**Direction**
Separate out the lines that hold "subreddit".

**Source records**
-------

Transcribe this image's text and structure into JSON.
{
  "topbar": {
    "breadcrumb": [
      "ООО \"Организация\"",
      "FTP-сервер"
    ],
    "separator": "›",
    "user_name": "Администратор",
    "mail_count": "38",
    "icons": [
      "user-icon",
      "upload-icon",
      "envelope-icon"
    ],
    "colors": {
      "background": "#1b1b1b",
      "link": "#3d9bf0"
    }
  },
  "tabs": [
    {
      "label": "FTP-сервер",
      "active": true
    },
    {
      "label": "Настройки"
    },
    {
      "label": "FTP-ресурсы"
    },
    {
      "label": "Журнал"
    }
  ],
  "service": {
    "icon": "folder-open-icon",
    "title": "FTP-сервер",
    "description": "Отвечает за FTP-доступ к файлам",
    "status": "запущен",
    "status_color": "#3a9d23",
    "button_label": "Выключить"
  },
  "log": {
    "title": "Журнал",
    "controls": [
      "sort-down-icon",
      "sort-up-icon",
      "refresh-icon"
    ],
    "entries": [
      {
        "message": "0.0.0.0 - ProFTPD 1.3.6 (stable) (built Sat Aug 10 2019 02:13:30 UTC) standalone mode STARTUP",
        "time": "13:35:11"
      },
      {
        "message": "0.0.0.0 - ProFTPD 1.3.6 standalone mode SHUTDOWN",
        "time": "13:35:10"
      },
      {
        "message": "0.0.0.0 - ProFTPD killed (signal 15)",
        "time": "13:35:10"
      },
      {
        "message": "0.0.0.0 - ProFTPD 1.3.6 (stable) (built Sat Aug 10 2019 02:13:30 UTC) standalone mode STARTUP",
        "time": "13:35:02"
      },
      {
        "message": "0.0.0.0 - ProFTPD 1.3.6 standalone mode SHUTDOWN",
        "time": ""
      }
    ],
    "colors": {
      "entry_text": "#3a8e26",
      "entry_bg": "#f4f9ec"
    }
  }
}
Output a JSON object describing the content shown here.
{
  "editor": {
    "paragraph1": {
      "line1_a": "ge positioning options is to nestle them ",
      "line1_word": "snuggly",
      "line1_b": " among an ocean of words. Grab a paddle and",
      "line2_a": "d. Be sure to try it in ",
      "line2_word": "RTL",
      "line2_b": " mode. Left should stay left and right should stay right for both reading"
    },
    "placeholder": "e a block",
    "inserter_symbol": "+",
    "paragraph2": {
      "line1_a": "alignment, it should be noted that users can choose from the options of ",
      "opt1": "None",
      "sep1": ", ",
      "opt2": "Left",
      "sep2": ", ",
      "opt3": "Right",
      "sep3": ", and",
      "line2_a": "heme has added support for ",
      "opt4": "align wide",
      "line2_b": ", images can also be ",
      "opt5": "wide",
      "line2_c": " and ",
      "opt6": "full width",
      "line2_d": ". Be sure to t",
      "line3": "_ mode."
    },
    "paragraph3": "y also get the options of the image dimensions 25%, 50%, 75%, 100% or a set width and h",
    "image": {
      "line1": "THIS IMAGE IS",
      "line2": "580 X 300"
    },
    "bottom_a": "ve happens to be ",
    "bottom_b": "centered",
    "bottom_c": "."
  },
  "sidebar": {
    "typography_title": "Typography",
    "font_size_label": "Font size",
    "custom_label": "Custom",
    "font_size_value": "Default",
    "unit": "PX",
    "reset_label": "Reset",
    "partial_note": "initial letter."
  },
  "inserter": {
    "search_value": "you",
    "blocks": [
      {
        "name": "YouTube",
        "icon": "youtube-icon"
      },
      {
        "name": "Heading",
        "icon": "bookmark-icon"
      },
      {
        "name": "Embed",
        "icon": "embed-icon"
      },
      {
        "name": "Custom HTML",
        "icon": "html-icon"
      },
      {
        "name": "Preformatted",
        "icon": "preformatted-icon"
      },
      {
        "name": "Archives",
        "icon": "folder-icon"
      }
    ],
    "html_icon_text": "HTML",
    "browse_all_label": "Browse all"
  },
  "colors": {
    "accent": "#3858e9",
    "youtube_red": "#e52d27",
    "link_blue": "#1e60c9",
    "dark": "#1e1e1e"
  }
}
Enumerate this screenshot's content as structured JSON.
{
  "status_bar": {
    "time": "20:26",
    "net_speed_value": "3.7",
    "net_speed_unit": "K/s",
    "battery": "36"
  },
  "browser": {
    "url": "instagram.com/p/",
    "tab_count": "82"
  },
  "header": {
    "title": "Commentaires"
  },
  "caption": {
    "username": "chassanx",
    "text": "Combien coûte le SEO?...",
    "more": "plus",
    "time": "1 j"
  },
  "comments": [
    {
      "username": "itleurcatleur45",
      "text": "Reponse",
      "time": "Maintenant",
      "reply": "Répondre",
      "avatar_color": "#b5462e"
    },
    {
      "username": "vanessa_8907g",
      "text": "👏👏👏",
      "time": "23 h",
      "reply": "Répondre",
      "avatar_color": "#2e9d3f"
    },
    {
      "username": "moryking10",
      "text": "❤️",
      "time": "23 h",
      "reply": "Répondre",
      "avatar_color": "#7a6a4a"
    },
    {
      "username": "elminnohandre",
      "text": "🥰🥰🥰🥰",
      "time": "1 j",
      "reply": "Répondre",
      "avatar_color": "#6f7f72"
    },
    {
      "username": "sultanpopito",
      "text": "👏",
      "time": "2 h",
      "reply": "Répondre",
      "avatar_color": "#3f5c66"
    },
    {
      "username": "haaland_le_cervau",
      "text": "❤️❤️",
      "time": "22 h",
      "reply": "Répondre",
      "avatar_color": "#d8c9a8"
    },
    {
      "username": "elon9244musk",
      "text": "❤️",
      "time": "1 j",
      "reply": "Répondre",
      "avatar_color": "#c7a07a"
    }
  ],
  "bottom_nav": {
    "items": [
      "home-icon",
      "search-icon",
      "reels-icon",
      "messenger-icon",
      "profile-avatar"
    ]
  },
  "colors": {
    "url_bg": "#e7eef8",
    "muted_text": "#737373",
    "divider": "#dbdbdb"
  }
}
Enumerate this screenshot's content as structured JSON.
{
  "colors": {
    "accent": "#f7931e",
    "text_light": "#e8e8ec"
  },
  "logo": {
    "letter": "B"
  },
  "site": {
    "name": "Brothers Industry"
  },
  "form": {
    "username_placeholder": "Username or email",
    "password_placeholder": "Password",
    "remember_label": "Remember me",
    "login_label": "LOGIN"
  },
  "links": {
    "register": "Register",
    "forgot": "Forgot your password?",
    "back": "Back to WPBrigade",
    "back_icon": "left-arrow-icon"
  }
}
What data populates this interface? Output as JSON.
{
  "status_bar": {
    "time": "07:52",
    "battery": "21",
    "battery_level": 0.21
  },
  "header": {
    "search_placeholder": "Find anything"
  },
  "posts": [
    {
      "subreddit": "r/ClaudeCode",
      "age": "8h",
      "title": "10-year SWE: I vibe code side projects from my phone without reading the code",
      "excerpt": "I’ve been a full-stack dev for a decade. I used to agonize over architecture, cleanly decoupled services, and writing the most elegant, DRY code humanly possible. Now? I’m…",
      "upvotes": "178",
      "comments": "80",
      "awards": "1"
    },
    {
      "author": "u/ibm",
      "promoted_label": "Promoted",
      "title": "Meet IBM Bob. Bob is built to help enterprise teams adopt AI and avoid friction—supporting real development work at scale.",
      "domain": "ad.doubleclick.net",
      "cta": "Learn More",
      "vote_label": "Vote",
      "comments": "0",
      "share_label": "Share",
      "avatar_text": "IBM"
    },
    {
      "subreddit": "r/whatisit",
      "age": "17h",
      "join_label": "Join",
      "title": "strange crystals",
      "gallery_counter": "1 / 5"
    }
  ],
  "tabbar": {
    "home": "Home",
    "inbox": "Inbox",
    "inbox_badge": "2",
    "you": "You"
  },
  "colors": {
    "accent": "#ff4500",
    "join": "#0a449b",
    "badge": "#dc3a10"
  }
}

-------

**Worked solution**
      "subreddit": "r/ClaudeCode",
      "subreddit": "r/whatisit",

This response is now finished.